[A block of data]
———
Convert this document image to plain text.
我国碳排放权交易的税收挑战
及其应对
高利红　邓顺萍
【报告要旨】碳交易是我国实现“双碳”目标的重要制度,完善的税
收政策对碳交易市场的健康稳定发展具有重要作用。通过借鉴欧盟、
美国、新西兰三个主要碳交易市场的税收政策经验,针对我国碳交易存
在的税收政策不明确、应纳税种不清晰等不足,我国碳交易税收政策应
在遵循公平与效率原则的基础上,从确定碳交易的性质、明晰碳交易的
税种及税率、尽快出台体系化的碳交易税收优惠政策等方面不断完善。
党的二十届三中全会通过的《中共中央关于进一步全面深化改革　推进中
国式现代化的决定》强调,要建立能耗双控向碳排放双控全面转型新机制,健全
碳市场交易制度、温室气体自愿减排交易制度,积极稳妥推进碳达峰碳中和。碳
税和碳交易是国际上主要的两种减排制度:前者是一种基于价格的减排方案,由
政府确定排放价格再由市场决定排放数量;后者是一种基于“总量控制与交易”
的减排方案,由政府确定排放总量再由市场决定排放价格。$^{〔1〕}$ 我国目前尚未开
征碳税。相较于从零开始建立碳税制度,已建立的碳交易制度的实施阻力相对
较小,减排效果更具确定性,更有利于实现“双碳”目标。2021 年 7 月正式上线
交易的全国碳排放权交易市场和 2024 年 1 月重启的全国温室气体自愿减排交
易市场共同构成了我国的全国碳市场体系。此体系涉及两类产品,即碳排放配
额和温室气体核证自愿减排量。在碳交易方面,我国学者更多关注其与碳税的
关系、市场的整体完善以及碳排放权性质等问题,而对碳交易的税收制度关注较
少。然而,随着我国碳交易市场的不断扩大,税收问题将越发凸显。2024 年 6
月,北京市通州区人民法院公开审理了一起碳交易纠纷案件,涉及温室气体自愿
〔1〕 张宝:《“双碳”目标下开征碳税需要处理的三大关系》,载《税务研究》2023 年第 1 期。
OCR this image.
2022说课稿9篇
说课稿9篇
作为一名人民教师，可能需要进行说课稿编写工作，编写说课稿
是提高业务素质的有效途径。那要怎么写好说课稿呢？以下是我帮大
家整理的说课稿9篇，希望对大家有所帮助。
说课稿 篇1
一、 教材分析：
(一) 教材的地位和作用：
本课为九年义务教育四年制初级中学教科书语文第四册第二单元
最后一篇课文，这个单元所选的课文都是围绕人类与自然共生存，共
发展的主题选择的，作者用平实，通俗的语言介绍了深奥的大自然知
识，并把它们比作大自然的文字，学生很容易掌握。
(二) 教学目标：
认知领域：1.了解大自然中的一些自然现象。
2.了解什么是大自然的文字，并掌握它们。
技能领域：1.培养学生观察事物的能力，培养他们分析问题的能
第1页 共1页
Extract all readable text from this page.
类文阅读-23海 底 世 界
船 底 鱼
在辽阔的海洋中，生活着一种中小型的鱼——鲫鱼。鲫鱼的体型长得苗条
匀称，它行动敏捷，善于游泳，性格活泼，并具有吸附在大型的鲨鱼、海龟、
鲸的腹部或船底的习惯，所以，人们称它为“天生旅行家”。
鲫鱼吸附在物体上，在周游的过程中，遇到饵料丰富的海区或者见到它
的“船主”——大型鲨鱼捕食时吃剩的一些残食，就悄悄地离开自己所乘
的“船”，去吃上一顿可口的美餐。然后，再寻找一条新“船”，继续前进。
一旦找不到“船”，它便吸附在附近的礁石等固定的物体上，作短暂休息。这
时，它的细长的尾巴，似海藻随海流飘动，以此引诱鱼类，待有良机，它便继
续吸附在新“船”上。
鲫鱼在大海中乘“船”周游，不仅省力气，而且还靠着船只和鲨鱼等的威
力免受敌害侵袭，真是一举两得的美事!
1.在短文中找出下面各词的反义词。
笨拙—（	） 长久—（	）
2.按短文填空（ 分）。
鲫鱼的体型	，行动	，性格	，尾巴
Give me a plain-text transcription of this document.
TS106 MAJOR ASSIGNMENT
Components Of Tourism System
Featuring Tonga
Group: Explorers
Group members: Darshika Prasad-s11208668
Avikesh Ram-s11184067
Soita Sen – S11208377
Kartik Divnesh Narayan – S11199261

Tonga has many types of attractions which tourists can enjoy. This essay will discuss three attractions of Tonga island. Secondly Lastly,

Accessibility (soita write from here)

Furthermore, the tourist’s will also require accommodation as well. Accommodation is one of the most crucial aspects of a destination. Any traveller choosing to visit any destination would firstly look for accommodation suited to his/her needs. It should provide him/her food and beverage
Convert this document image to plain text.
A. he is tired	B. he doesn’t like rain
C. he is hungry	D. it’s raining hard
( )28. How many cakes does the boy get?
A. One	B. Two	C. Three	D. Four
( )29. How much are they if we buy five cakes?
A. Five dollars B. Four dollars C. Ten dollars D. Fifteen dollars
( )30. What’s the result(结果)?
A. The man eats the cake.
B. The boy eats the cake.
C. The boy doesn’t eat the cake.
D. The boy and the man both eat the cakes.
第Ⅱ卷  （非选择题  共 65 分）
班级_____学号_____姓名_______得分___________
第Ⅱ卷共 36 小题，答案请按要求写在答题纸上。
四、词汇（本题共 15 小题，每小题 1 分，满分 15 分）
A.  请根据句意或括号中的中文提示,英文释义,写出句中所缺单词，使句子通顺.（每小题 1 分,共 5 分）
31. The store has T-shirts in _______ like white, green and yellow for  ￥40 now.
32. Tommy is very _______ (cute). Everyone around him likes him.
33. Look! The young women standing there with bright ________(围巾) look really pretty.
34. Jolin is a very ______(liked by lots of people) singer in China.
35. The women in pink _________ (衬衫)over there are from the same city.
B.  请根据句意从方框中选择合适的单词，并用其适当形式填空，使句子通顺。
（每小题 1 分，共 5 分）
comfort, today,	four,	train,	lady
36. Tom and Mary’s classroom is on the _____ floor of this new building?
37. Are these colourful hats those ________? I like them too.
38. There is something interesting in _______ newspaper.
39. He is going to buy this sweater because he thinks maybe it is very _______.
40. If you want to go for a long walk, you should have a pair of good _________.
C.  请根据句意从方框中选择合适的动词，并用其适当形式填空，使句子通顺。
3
———
Goal:
Print the material verbatim, all of it.

Response:
Convert this document image to plain text.
我国碳排放权交易的税收挑战
及其应对
高利红　邓顺萍
【报告要旨】碳交易是我国实现“双碳”目标的重要制度,完善的税
收政策对碳交易市场的健康稳定发展具有重要作用。通过借鉴欧盟、
美国、新西兰三个主要碳交易市场的税收政策经验,针对我国碳交易存
在的税收政策不明确、应纳税种不清晰等不足,我国碳交易税收政策应
在遵循公平与效率原则的基础上,从确定碳交易的性质、明晰碳交易的
税种及税率、尽快出台体系化的碳交易税收优惠政策等方面不断完善。
党的二十届三中全会通过的《中共中央关于进一步全面深化改革　推进中
国式现代化的决定》强调,要建立能耗双控向碳排放双控全面转型新机制,健全
碳市场交易制度、温室气体自愿减排交易制度,积极稳妥推进碳达峰碳中和。碳
税和碳交易是国际上主要的两种减排制度:前者是一种基于价格的减排方案,由
政府确定排放价格再由市场决定排放数量;后者是一种基于“总量控制与交易”
的减排方案,由政府确定排放总量再由市场决定排放价格。$^{〔1〕}$ 我国目前尚未开
征碳税。相较于从零开始建立碳税制度,已建立的碳交易制度的实施阻力相对
较小,减排效果更具确定性,更有利于实现“双碳”目标。2021 年 7 月正式上线
交易的全国碳排放权交易市场和 2024 年 1 月重启的全国温室气体自愿减排交
易市场共同构成了我国的全国碳市场体系。此体系涉及两类产品,即碳排放配
额和温室气体核证自愿减排量。在碳交易方面,我国学者更多关注其与碳税的
关系、市场的整体完善以及碳排放权性质等问题,而对碳交易的税收制度关注较
少。然而,随着我国碳交易市场的不断扩大,税收问题将越发凸显。2024 年 6
月,北京市通州区人民法院公开审理了一起碳交易纠纷案件,涉及温室气体自愿
〔1〕 张宝:《“双碳”目标下开征碳税需要处理的三大关系》,载《税务研究》2023 年第 1 期。
OCR this image.
2022说课稿9篇
说课稿9篇
作为一名人民教师，可能需要进行说课稿编写工作，编写说课稿
是提高业务素质的有效途径。那要怎么写好说课稿呢？以下是我帮大
家整理的说课稿9篇，希望对大家有所帮助。
说课稿 篇1
一、 教材分析：
(一) 教材的地位和作用：
本课为九年义务教育四年制初级中学教科书语文第四册第二单元
最后一篇课文，这个单元所选的课文都是围绕人类与自然共生存，共
发展的主题选择的，作者用平实，通俗的语言介绍了深奥的大自然知
识，并把它们比作大自然的文字，学生很容易掌握。
(二) 教学目标：
认知领域：1.了解大自然中的一些自然现象。
2.了解什么是大自然的文字，并掌握它们。
技能领域：1.培养学生观察事物的能力，培养他们分析问题的能
第1页 共1页
Extract all readable text from this page.
类文阅读-23海 底 世 界
船 底 鱼
在辽阔的海洋中，生活着一种中小型的鱼——鲫鱼。鲫鱼的体型长得苗条
匀称，它行动敏捷，善于游泳，性格活泼，并具有吸附在大型的鲨鱼、海龟、
鲸的腹部或船底的习惯，所以，人们称它为“天生旅行家”。
鲫鱼吸附在物体上，在周游的过程中，遇到饵料丰富的海区或者见到它
的“船主”——大型鲨鱼捕食时吃剩的一些残食，就悄悄地离开自己所乘
的“船”，去吃上一顿可口的美餐。然后，再寻找一条新“船”，继续前进。
一旦找不到“船”，它便吸附在附近的礁石等固定的物体上，作短暂休息。这
时，它的细长的尾巴，似海藻随海流飘动，以此引诱鱼类，待有良机，它便继
续吸附在新“船”上。
鲫鱼在大海中乘“船”周游，不仅省力气，而且还靠着船只和鲨鱼等的威
力免受敌害侵袭，真是一举两得的美事!
1.在短文中找出下面各词的反义词。
笨拙—（	） 长久—（	）
2.按短文填空（ 分）。
鲫鱼的体型	，行动	，性格	，尾巴
Give me a plain-text transcription of this document.
TS106 MAJOR ASSIGNMENT
Components Of Tourism System
Featuring Tonga
Group: Explorers
Group members: Darshika Prasad-s11208668
Avikesh Ram-s11184067
Soita Sen – S11208377
Kartik Divnesh Narayan – S11199261

Tonga has many types of attractions which tourists can enjoy. This essay will discuss three attractions of Tonga island. Secondly Lastly,

Accessibility (soita write from here)

Furthermore, the tourist’s will also require accommodation as well. Accommodation is one of the most crucial aspects of a destination. Any traveller choosing to visit any destination would firstly look for accommodation suited to his/her needs. It should provide him/her food and beverage
Convert this document image to plain text.
A. he is tired	B. he doesn’t like rain
C. he is hungry	D. it’s raining hard
( )28. How many cakes does the boy get?
A. One	B. Two	C. Three	D. Four
( )29. How much are they if we buy five cakes?
A. Five dollars B. Four dollars C. Ten dollars D. Fifteen dollars
( )30. What’s the result(结果)?
A. The man eats the cake.
B. The boy eats the cake.
C. The boy doesn’t eat the cake.
D. The boy and the man both eat the cakes.
第Ⅱ卷  （非选择题  共 65 分）
班级_____学号_____姓名_______得分___________
第Ⅱ卷共 36 小题，答案请按要求写在答题纸上。
四、词汇（本题共 15 小题，每小题 1 分，满分 15 分）
A.  请根据句意或括号中的中文提示,英文释义,写出句中所缺单词，使句子通顺.（每小题 1 分,共 5 分）
31. The store has T-shirts in _______ like white, green and yellow for  ￥40 now.
32. Tommy is very _______ (cute). Everyone around him likes him.
33. Look! The young women standing there with bright ________(围巾) look really pretty.
34. Jolin is a very ______(liked by lots of people) singer in China.
35. The women in pink _________ (衬衫)over there are from the same city.
B.  请根据句意从方框中选择合适的单词，并用其适当形式填空，使句子通顺。
（每小题 1 分，共 5 分）
comfort, today,	four,	train,	lady
36. Tom and Mary’s classroom is on the _____ floor of this new building?
37. Are these colourful hats those ________? I like them too.
38. There is something interesting in _______ newspaper.
39. He is going to buy this sweater because he thinks maybe it is very _______.
40. If you want to go for a long walk, you should have a pair of good _________.
C.  请根据句意从方框中选择合适的动词，并用其适当形式填空，使句子通顺。
3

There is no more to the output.